++++ THE DATA

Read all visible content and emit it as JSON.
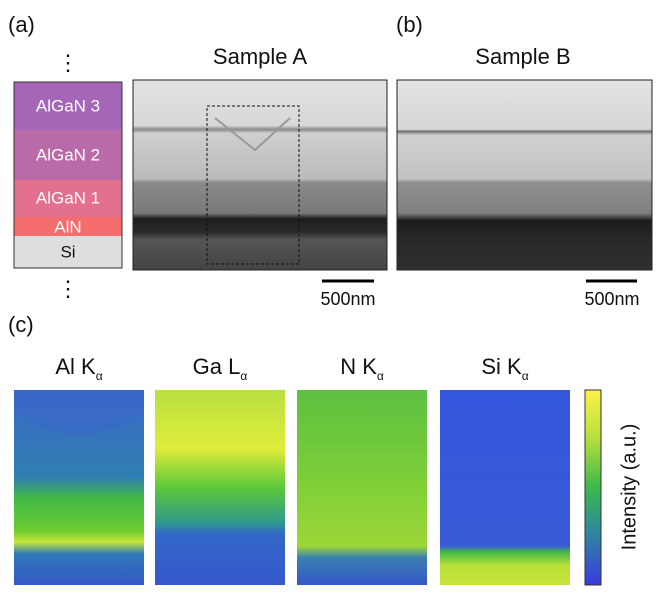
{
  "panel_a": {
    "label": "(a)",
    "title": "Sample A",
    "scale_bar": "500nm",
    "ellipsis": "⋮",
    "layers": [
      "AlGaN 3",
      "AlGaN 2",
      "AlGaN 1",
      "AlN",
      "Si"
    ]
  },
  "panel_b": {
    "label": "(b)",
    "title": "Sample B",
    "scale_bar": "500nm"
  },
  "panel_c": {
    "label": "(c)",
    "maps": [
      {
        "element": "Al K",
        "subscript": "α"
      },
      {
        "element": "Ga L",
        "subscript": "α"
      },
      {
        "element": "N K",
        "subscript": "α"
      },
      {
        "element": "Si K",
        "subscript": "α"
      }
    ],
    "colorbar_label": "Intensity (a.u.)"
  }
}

++++++++

- EXERCISE TASK -
Repeat each entry above word for word, leaving every picture out.

- RESULT OF THE EXERCISE -
Read all visible content and emit it as JSON.
{
  "panel_a": {
    "label": "(a)",
    "title": "Sample A",
    "scale_bar": "500nm",
    "ellipsis": "⋮",
    "layers": [
      "AlGaN 3",
      "AlGaN 2",
      "AlGaN 1",
      "AlN",
      "Si"
    ]
  },
  "panel_b": {
    "label": "(b)",
    "title": "Sample B",
    "scale_bar": "500nm"
  },
  "panel_c": {
    "label": "(c)",
    "maps": [
      {
        "element": "Al K",
        "subscript": "α"
      },
      {
        "element": "Ga L",
        "subscript": "α"
      },
      {
        "element": "N K",
        "subscript": "α"
      },
      {
        "element": "Si K",
        "subscript": "α"
      }
    ],
    "colorbar_label": "Intensity (a.u.)"
  }
}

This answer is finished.